# WHAT THE EXERCISE ASKS
Return each line holding the string "author".

# RECORDS SHOWN
⟨

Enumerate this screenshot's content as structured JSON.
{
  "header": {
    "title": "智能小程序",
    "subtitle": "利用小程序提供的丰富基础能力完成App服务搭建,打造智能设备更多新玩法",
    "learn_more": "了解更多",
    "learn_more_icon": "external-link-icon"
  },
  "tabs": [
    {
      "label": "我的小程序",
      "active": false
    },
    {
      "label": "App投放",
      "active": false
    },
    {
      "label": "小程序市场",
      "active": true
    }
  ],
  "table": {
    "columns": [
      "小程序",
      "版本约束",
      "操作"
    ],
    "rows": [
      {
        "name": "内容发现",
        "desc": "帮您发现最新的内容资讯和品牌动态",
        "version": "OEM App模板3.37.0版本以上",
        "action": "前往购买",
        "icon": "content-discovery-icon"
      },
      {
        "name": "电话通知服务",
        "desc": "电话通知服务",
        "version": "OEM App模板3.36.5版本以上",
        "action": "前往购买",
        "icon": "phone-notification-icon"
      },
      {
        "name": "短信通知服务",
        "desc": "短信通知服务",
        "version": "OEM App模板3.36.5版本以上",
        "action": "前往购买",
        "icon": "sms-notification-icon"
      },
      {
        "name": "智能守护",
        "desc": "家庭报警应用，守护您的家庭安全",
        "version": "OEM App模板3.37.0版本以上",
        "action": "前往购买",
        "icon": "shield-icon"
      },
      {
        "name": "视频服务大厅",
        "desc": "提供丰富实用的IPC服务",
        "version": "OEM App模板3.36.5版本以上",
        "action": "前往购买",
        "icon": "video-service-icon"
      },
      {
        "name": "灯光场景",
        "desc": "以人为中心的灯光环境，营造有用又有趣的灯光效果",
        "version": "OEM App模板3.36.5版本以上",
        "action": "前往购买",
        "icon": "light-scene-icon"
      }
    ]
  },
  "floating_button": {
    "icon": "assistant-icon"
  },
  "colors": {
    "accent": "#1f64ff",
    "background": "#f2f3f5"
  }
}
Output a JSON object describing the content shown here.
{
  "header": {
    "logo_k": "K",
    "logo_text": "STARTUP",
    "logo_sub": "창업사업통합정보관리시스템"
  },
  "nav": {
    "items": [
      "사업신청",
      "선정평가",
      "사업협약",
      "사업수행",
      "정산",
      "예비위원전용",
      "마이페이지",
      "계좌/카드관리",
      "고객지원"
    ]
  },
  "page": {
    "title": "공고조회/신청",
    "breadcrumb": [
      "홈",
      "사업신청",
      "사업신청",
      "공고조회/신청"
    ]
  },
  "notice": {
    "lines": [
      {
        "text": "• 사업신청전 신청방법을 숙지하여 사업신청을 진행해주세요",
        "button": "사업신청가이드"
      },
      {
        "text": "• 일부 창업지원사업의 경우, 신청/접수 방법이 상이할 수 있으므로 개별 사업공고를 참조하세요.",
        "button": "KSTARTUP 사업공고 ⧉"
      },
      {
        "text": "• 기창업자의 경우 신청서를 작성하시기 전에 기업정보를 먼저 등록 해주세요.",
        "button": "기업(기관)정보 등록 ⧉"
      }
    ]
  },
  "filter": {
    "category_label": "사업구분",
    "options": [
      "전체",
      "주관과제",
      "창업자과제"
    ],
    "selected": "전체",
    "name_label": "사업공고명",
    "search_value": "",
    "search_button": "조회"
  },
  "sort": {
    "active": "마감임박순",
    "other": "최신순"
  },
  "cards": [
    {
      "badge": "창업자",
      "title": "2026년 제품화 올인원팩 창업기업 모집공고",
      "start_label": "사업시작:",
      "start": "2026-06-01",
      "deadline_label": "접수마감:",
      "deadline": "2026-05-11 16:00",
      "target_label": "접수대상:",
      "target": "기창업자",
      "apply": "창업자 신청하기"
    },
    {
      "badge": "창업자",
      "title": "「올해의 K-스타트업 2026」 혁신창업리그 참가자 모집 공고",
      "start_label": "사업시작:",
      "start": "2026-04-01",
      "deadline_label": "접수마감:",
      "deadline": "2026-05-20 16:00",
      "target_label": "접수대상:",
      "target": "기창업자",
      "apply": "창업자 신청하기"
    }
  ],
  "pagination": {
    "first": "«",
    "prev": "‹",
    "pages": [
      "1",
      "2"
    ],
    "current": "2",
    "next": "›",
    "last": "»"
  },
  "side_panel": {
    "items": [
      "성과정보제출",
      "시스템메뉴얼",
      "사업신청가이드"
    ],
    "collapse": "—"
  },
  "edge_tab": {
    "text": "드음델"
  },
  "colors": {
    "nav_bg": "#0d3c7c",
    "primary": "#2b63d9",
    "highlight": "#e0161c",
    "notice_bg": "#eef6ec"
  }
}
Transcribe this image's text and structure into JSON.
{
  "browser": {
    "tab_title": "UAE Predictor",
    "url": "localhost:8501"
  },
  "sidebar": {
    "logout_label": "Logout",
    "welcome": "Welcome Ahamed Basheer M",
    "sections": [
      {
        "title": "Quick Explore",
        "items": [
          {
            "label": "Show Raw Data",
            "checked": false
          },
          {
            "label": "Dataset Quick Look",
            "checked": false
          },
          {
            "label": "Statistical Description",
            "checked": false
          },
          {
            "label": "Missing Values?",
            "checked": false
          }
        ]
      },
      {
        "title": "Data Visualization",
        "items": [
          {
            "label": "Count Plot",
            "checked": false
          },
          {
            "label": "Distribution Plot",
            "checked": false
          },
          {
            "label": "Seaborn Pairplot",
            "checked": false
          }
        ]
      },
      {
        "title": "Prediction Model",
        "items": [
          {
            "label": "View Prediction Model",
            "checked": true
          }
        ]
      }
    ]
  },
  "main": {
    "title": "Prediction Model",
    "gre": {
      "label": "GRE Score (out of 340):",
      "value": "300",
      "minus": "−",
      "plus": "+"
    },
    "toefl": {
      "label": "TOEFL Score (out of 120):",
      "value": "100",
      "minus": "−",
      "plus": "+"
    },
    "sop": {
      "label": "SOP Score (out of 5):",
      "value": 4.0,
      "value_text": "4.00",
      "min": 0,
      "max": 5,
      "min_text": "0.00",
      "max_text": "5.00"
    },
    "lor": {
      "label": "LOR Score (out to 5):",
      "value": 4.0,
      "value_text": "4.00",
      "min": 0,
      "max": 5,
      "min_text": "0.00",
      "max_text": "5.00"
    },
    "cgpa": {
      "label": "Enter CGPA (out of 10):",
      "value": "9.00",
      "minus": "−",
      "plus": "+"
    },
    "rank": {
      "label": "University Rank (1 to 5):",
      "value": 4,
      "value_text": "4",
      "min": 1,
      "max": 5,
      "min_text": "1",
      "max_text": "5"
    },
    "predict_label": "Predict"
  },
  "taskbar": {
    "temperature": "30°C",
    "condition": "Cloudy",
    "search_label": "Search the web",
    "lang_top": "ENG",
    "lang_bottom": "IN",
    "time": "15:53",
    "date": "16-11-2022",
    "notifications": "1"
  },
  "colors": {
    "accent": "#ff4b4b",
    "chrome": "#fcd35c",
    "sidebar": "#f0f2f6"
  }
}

⟩
⟨

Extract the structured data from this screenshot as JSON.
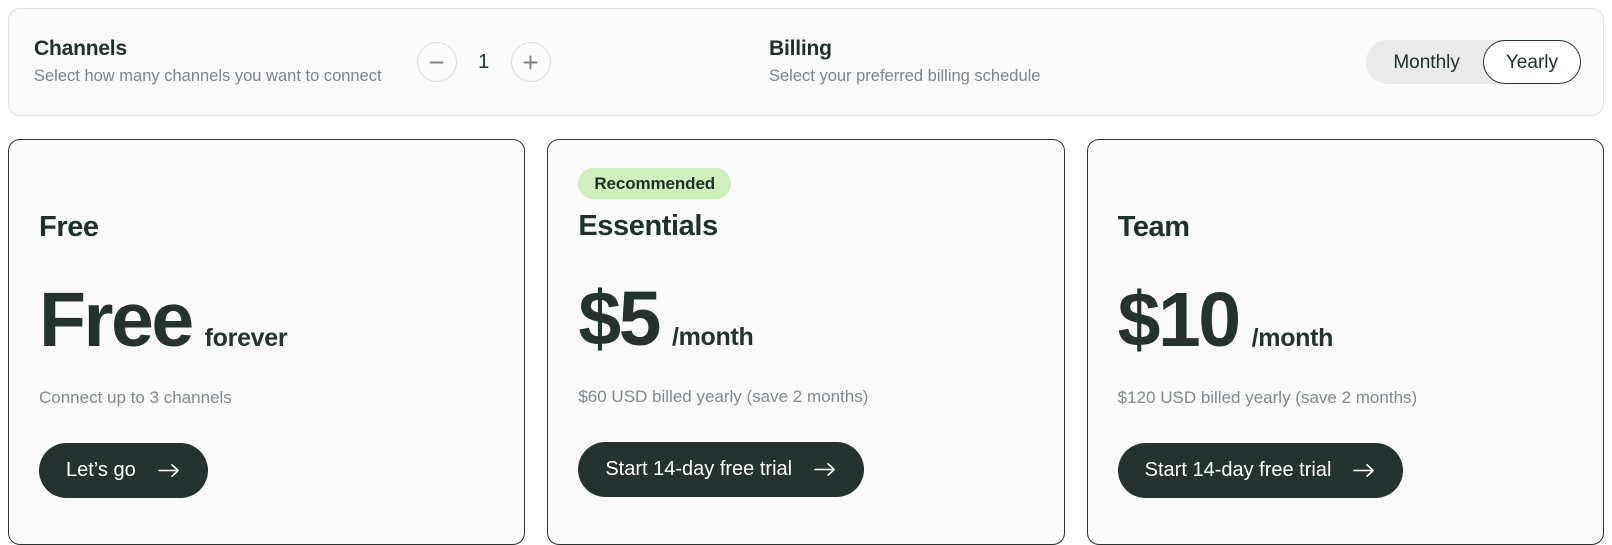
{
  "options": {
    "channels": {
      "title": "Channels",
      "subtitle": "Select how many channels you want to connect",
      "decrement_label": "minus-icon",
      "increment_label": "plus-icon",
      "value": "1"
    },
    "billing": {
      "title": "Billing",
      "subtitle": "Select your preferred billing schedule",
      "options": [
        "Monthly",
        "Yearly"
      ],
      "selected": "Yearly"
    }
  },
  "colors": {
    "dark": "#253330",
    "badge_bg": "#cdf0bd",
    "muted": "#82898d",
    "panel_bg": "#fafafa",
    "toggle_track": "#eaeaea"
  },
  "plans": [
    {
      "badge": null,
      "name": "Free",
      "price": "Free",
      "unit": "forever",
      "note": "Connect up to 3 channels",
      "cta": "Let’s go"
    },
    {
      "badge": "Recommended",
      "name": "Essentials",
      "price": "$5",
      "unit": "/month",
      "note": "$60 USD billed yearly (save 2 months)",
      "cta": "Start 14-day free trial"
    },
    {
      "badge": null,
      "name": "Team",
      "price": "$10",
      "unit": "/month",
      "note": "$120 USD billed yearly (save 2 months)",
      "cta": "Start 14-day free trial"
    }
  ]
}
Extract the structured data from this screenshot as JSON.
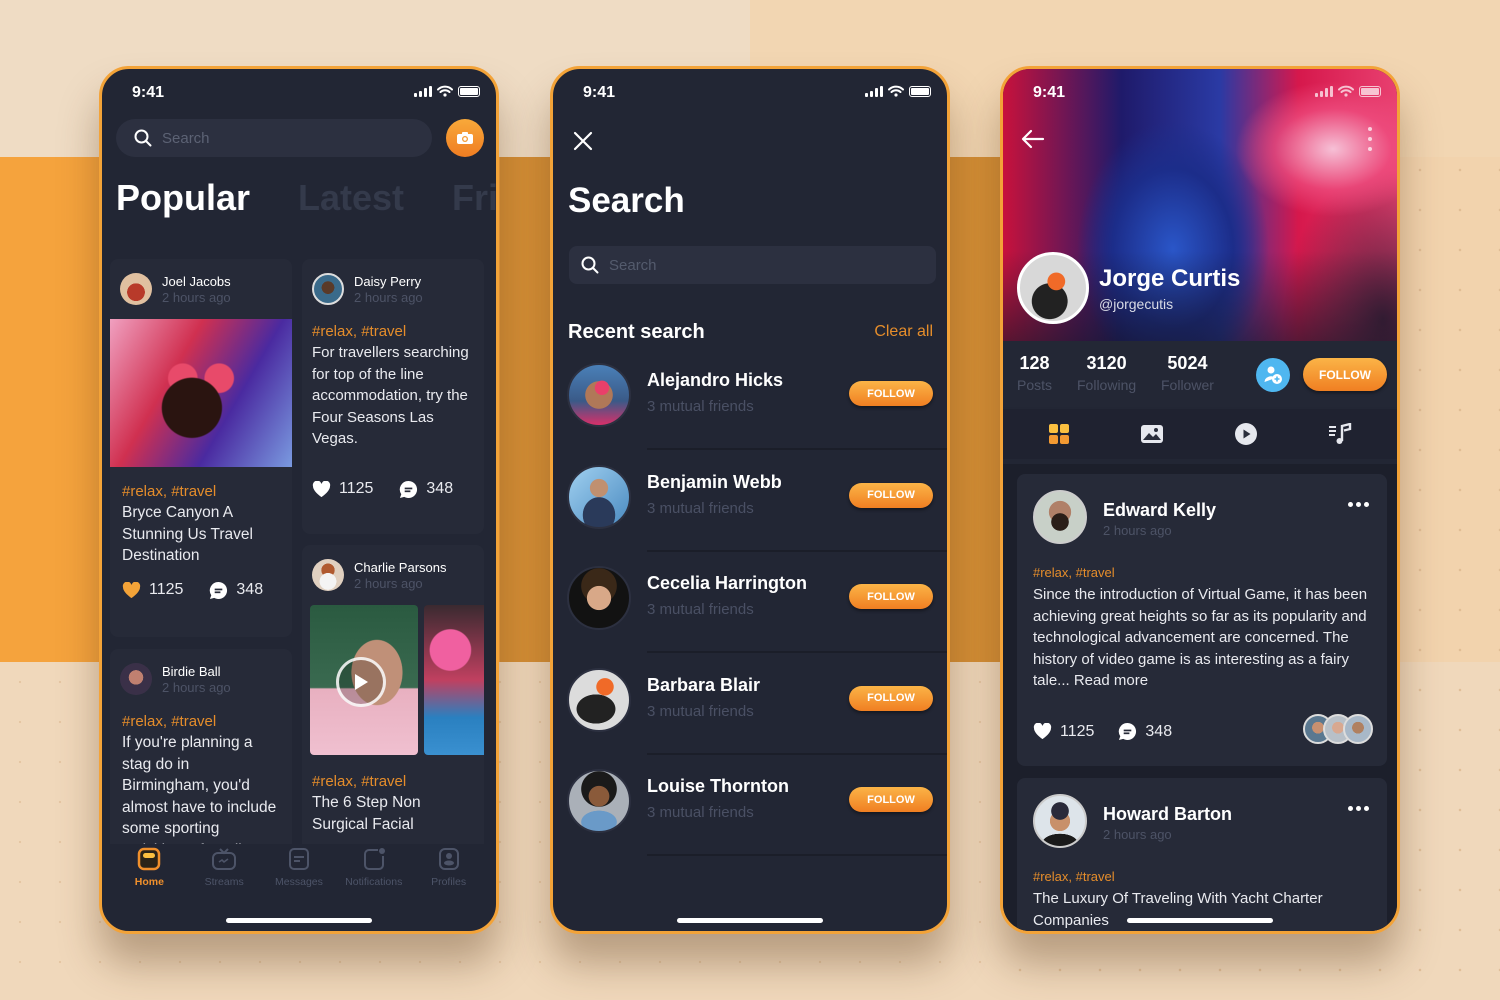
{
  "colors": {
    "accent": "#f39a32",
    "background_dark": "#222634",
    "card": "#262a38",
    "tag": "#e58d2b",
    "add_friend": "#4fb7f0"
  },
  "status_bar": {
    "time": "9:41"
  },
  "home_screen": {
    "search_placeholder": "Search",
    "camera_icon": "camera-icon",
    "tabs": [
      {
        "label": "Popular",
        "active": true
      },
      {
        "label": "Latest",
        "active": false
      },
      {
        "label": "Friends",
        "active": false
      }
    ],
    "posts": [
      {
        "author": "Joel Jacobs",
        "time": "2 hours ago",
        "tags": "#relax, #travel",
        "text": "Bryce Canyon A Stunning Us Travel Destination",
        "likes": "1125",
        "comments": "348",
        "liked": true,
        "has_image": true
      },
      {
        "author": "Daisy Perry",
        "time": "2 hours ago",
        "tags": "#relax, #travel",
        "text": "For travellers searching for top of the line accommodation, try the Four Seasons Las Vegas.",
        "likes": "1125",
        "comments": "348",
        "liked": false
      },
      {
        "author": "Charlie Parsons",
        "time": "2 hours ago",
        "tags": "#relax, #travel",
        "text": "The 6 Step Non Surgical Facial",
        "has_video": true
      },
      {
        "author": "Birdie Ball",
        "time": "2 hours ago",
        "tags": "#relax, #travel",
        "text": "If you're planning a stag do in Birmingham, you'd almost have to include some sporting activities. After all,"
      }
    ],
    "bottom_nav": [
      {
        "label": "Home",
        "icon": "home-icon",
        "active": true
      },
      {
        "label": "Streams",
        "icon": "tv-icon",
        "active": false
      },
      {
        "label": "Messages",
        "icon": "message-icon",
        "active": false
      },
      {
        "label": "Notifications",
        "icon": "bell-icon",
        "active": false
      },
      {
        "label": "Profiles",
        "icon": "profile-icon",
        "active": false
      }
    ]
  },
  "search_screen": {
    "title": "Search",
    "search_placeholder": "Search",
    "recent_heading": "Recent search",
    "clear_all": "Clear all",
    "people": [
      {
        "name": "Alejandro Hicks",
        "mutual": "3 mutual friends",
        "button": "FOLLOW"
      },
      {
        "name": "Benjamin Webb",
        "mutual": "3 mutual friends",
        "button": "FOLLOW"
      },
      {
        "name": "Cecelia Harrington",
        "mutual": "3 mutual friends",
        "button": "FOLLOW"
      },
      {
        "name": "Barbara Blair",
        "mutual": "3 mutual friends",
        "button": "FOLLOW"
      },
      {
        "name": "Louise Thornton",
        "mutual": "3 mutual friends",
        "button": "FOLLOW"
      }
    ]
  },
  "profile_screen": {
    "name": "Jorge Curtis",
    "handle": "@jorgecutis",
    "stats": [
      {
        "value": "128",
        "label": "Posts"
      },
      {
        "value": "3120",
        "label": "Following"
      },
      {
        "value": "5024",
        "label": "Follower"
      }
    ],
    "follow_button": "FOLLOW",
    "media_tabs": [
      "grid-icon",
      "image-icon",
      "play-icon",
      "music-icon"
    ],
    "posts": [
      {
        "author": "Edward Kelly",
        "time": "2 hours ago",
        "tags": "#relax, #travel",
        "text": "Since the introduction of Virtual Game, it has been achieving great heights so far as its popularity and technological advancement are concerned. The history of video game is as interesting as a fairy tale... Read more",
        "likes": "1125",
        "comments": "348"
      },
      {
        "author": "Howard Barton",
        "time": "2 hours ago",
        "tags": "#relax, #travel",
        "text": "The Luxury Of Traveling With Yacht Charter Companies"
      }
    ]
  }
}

⟩

# TASK OUTPUT
        "author": "Joel Jacobs",
        "author": "Daisy Perry",
        "author": "Charlie Parsons",
        "author": "Birdie Ball",
        "author": "Edward Kelly",
        "author": "Howard Barton",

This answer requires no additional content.